### Aim
Skip every picture and transcribe the remaining material exactly.

'''

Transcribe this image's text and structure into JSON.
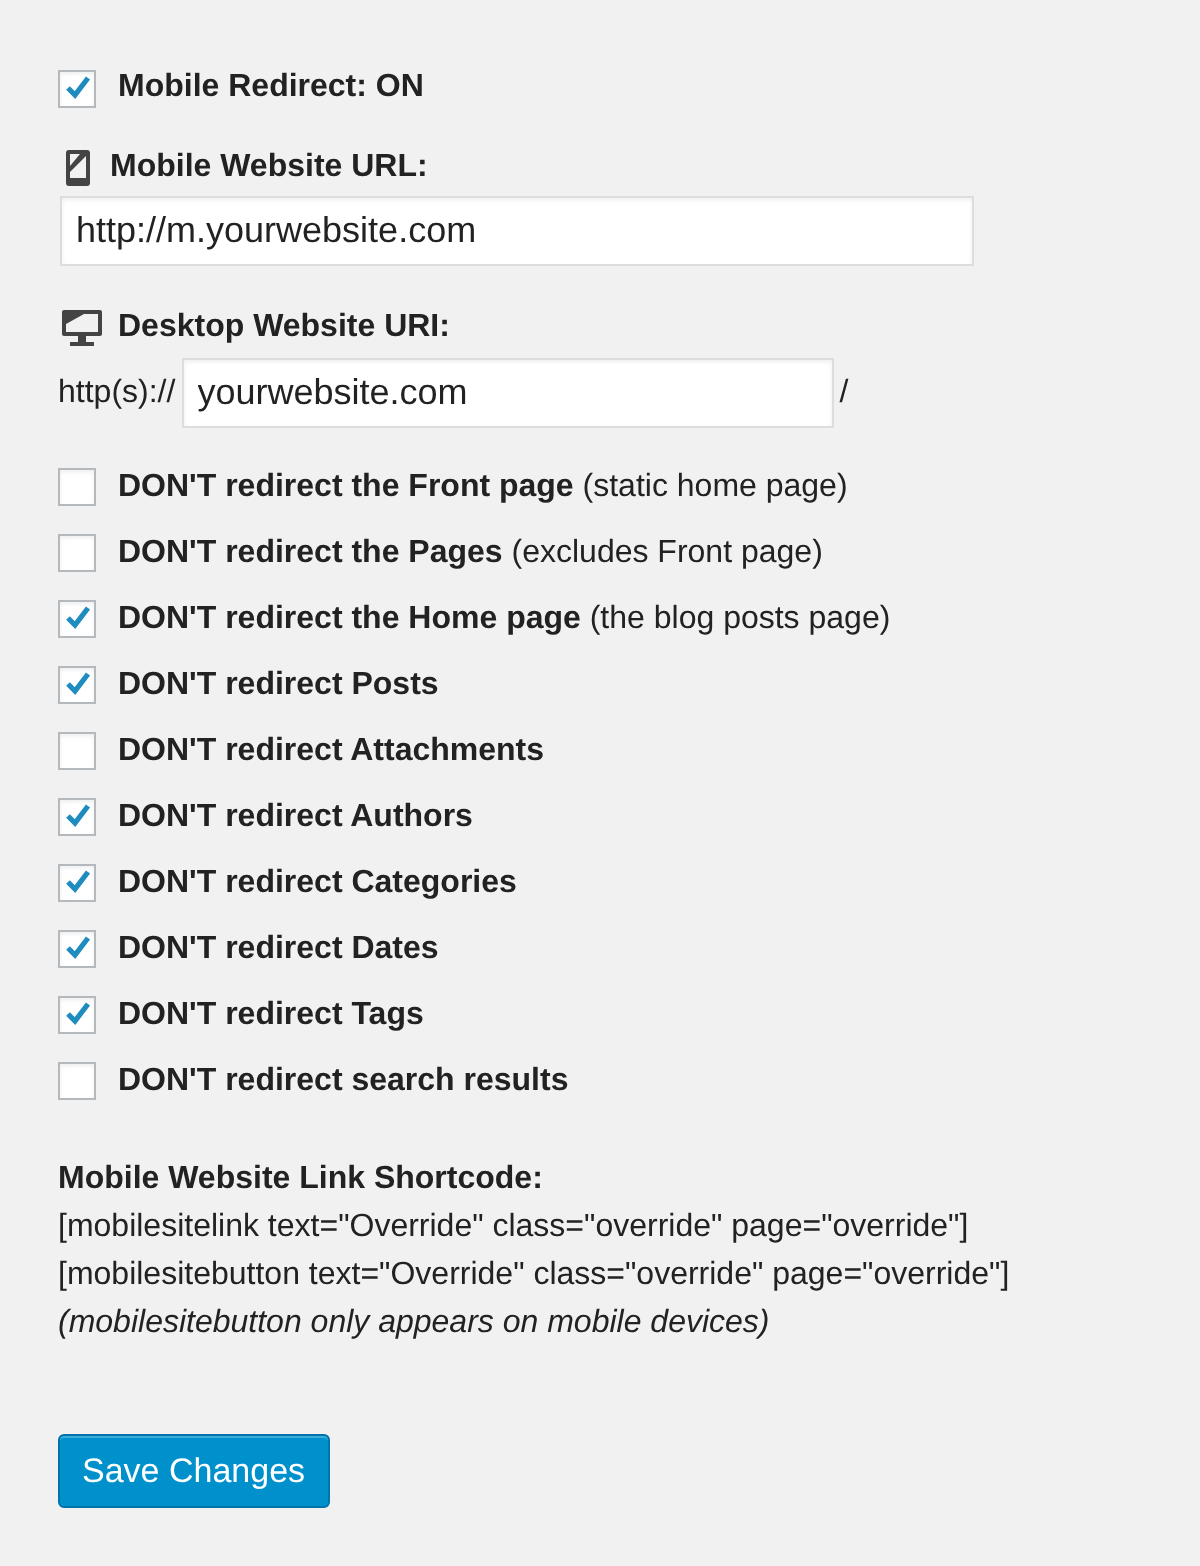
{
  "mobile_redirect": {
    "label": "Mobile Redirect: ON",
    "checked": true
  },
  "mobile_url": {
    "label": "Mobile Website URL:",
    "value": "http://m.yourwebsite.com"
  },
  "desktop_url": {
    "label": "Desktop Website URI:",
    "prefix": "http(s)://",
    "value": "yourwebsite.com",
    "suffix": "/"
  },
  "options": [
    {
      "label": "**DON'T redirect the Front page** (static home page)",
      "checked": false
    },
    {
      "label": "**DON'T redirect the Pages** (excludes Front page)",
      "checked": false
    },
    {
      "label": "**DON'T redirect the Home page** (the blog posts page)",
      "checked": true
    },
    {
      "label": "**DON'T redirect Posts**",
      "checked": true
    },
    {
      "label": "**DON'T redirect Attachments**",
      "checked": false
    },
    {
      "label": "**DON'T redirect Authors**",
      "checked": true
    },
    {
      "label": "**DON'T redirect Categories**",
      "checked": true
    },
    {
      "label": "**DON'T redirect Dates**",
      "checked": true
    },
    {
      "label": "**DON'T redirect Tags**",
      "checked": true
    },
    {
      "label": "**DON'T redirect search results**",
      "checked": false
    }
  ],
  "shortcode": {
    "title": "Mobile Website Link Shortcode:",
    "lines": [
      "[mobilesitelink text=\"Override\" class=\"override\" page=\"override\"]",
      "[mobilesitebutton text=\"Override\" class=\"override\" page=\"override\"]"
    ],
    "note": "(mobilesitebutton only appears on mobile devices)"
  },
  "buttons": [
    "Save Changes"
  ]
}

'''

### Worked answer
Transcribe this image's text and structure into JSON.
{
  "mobile_redirect": {
    "label": "Mobile Redirect: ON",
    "checked": true
  },
  "mobile_url": {
    "label": "Mobile Website URL:",
    "value": "http://m.yourwebsite.com"
  },
  "desktop_url": {
    "label": "Desktop Website URI:",
    "prefix": "http(s)://",
    "value": "yourwebsite.com",
    "suffix": "/"
  },
  "options": [
    {
      "label": "**DON'T redirect the Front page** (static home page)",
      "checked": false
    },
    {
      "label": "**DON'T redirect the Pages** (excludes Front page)",
      "checked": false
    },
    {
      "label": "**DON'T redirect the Home page** (the blog posts page)",
      "checked": true
    },
    {
      "label": "**DON'T redirect Posts**",
      "checked": true
    },
    {
      "label": "**DON'T redirect Attachments**",
      "checked": false
    },
    {
      "label": "**DON'T redirect Authors**",
      "checked": true
    },
    {
      "label": "**DON'T redirect Categories**",
      "checked": true
    },
    {
      "label": "**DON'T redirect Dates**",
      "checked": true
    },
    {
      "label": "**DON'T redirect Tags**",
      "checked": true
    },
    {
      "label": "**DON'T redirect search results**",
      "checked": false
    }
  ],
  "shortcode": {
    "title": "Mobile Website Link Shortcode:",
    "lines": [
      "[mobilesitelink text=\"Override\" class=\"override\" page=\"override\"]",
      "[mobilesitebutton text=\"Override\" class=\"override\" page=\"override\"]"
    ],
    "note": "(mobilesitebutton only appears on mobile devices)"
  },
  "buttons": [
    "Save Changes"
  ]
}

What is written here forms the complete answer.